→ **Your task**
Extract all of the entries and set them down verbatim.

→ **Data lines**
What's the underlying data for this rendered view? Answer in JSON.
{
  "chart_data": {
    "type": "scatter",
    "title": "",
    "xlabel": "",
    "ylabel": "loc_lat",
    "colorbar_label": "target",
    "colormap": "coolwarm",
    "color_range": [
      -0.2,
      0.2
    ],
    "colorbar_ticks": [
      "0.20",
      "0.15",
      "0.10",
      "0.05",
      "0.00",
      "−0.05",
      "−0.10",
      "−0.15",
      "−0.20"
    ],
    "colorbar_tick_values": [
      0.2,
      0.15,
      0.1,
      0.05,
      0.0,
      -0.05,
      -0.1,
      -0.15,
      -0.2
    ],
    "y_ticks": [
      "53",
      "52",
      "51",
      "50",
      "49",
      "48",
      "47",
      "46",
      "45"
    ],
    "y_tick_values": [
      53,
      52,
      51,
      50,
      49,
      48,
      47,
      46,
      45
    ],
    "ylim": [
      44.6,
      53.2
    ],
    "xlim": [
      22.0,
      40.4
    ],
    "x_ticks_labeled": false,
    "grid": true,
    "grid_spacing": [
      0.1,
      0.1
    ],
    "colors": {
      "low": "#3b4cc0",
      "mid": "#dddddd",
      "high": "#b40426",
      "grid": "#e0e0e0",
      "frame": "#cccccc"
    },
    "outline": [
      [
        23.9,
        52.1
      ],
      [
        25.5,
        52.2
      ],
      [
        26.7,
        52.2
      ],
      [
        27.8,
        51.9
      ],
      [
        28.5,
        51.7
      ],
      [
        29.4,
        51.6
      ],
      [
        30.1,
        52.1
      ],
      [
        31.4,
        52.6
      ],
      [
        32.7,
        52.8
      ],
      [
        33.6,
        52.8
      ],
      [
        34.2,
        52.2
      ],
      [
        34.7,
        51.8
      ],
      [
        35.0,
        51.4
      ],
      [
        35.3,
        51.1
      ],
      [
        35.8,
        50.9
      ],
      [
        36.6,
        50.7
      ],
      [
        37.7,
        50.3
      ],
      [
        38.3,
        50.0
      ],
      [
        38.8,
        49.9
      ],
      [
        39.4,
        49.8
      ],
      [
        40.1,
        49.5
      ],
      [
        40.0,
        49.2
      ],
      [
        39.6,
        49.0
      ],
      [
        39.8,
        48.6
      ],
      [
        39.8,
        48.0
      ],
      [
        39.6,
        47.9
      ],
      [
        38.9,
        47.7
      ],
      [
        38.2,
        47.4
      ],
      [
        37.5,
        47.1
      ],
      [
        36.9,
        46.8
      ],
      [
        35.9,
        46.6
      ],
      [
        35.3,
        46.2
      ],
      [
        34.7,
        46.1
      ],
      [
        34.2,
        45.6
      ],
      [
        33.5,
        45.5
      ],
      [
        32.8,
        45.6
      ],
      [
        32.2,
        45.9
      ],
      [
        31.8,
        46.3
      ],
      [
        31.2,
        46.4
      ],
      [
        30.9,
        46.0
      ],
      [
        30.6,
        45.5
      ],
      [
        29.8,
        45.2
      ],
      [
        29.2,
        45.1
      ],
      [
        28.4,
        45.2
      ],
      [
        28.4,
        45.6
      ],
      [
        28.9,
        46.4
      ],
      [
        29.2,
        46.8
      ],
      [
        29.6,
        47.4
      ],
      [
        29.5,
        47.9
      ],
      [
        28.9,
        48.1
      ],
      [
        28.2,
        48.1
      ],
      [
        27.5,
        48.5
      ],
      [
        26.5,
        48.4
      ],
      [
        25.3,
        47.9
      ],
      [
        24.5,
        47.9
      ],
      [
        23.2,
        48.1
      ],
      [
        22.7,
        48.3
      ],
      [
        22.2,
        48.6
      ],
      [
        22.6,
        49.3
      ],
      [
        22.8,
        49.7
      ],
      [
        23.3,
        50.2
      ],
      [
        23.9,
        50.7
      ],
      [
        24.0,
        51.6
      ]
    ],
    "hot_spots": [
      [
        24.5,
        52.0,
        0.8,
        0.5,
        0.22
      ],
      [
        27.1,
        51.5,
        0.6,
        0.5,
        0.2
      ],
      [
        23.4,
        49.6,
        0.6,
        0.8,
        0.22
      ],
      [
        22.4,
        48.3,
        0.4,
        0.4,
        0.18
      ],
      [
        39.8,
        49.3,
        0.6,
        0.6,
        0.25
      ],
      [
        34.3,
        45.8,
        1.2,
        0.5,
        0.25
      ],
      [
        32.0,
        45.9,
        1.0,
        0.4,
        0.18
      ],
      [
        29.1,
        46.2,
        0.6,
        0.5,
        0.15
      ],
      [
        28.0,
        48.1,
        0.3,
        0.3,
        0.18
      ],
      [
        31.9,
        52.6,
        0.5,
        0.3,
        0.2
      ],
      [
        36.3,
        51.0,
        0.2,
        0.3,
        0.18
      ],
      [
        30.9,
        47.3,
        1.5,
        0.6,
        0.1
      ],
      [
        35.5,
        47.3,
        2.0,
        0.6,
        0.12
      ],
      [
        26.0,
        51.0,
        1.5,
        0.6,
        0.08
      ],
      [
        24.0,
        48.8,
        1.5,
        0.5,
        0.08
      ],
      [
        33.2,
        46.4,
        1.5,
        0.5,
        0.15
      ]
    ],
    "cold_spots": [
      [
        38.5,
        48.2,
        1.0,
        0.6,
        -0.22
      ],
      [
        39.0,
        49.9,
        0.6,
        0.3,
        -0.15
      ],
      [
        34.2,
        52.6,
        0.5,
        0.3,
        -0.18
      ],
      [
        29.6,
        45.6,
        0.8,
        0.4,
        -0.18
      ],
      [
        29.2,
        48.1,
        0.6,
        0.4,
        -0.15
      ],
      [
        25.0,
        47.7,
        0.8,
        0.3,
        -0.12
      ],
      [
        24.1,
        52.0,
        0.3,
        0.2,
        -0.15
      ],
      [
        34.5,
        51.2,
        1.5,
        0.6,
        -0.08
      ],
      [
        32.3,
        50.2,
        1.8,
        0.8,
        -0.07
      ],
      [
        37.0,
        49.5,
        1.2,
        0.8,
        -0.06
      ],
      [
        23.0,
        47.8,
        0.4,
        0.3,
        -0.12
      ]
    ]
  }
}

→ **Written solution**
What's the underlying data for this rendered view? Answer in JSON.
{
  "chart_data": {
    "type": "scatter",
    "title": "",
    "xlabel": "",
    "ylabel": "loc_lat",
    "colorbar_label": "target",
    "colormap": "coolwarm",
    "color_range": [
      -0.2,
      0.2
    ],
    "colorbar_ticks": [
      "0.20",
      "0.15",
      "0.10",
      "0.05",
      "0.00",
      "−0.05",
      "−0.10",
      "−0.15",
      "−0.20"
    ],
    "colorbar_tick_values": [
      0.2,
      0.15,
      0.1,
      0.05,
      0.0,
      -0.05,
      -0.1,
      -0.15,
      -0.2
    ],
    "y_ticks": [
      "53",
      "52",
      "51",
      "50",
      "49",
      "48",
      "47",
      "46",
      "45"
    ],
    "y_tick_values": [
      53,
      52,
      51,
      50,
      49,
      48,
      47,
      46,
      45
    ],
    "ylim": [
      44.6,
      53.2
    ],
    "xlim": [
      22.0,
      40.4
    ],
    "x_ticks_labeled": false,
    "grid": true,
    "grid_spacing": [
      0.1,
      0.1
    ],
    "colors": {
      "low": "#3b4cc0",
      "mid": "#dddddd",
      "high": "#b40426",
      "grid": "#e0e0e0",
      "frame": "#cccccc"
    },
    "outline": [
      [
        23.9,
        52.1
      ],
      [
        25.5,
        52.2
      ],
      [
        26.7,
        52.2
      ],
      [
        27.8,
        51.9
      ],
      [
        28.5,
        51.7
      ],
      [
        29.4,
        51.6
      ],
      [
        30.1,
        52.1
      ],
      [
        31.4,
        52.6
      ],
      [
        32.7,
        52.8
      ],
      [
        33.6,
        52.8
      ],
      [
        34.2,
        52.2
      ],
      [
        34.7,
        51.8
      ],
      [
        35.0,
        51.4
      ],
      [
        35.3,
        51.1
      ],
      [
        35.8,
        50.9
      ],
      [
        36.6,
        50.7
      ],
      [
        37.7,
        50.3
      ],
      [
        38.3,
        50.0
      ],
      [
        38.8,
        49.9
      ],
      [
        39.4,
        49.8
      ],
      [
        40.1,
        49.5
      ],
      [
        40.0,
        49.2
      ],
      [
        39.6,
        49.0
      ],
      [
        39.8,
        48.6
      ],
      [
        39.8,
        48.0
      ],
      [
        39.6,
        47.9
      ],
      [
        38.9,
        47.7
      ],
      [
        38.2,
        47.4
      ],
      [
        37.5,
        47.1
      ],
      [
        36.9,
        46.8
      ],
      [
        35.9,
        46.6
      ],
      [
        35.3,
        46.2
      ],
      [
        34.7,
        46.1
      ],
      [
        34.2,
        45.6
      ],
      [
        33.5,
        45.5
      ],
      [
        32.8,
        45.6
      ],
      [
        32.2,
        45.9
      ],
      [
        31.8,
        46.3
      ],
      [
        31.2,
        46.4
      ],
      [
        30.9,
        46.0
      ],
      [
        30.6,
        45.5
      ],
      [
        29.8,
        45.2
      ],
      [
        29.2,
        45.1
      ],
      [
        28.4,
        45.2
      ],
      [
        28.4,
        45.6
      ],
      [
        28.9,
        46.4
      ],
      [
        29.2,
        46.8
      ],
      [
        29.6,
        47.4
      ],
      [
        29.5,
        47.9
      ],
      [
        28.9,
        48.1
      ],
      [
        28.2,
        48.1
      ],
      [
        27.5,
        48.5
      ],
      [
        26.5,
        48.4
      ],
      [
        25.3,
        47.9
      ],
      [
        24.5,
        47.9
      ],
      [
        23.2,
        48.1
      ],
      [
        22.7,
        48.3
      ],
      [
        22.2,
        48.6
      ],
      [
        22.6,
        49.3
      ],
      [
        22.8,
        49.7
      ],
      [
        23.3,
        50.2
      ],
      [
        23.9,
        50.7
      ],
      [
        24.0,
        51.6
      ]
    ],
    "hot_spots": [
      [
        24.5,
        52.0,
        0.8,
        0.5,
        0.22
      ],
      [
        27.1,
        51.5,
        0.6,
        0.5,
        0.2
      ],
      [
        23.4,
        49.6,
        0.6,
        0.8,
        0.22
      ],
      [
        22.4,
        48.3,
        0.4,
        0.4,
        0.18
      ],
      [
        39.8,
        49.3,
        0.6,
        0.6,
        0.25
      ],
      [
        34.3,
        45.8,
        1.2,
        0.5,
        0.25
      ],
      [
        32.0,
        45.9,
        1.0,
        0.4,
        0.18
      ],
      [
        29.1,
        46.2,
        0.6,
        0.5,
        0.15
      ],
      [
        28.0,
        48.1,
        0.3,
        0.3,
        0.18
      ],
      [
        31.9,
        52.6,
        0.5,
        0.3,
        0.2
      ],
      [
        36.3,
        51.0,
        0.2,
        0.3,
        0.18
      ],
      [
        30.9,
        47.3,
        1.5,
        0.6,
        0.1
      ],
      [
        35.5,
        47.3,
        2.0,
        0.6,
        0.12
      ],
      [
        26.0,
        51.0,
        1.5,
        0.6,
        0.08
      ],
      [
        24.0,
        48.8,
        1.5,
        0.5,
        0.08
      ],
      [
        33.2,
        46.4,
        1.5,
        0.5,
        0.15
      ]
    ],
    "cold_spots": [
      [
        38.5,
        48.2,
        1.0,
        0.6,
        -0.22
      ],
      [
        39.0,
        49.9,
        0.6,
        0.3,
        -0.15
      ],
      [
        34.2,
        52.6,
        0.5,
        0.3,
        -0.18
      ],
      [
        29.6,
        45.6,
        0.8,
        0.4,
        -0.18
      ],
      [
        29.2,
        48.1,
        0.6,
        0.4,
        -0.15
      ],
      [
        25.0,
        47.7,
        0.8,
        0.3,
        -0.12
      ],
      [
        24.1,
        52.0,
        0.3,
        0.2,
        -0.15
      ],
      [
        34.5,
        51.2,
        1.5,
        0.6,
        -0.08
      ],
      [
        32.3,
        50.2,
        1.8,
        0.8,
        -0.07
      ],
      [
        37.0,
        49.5,
        1.2,
        0.8,
        -0.06
      ],
      [
        23.0,
        47.8,
        0.4,
        0.3,
        -0.12
      ]
    ]
  }
}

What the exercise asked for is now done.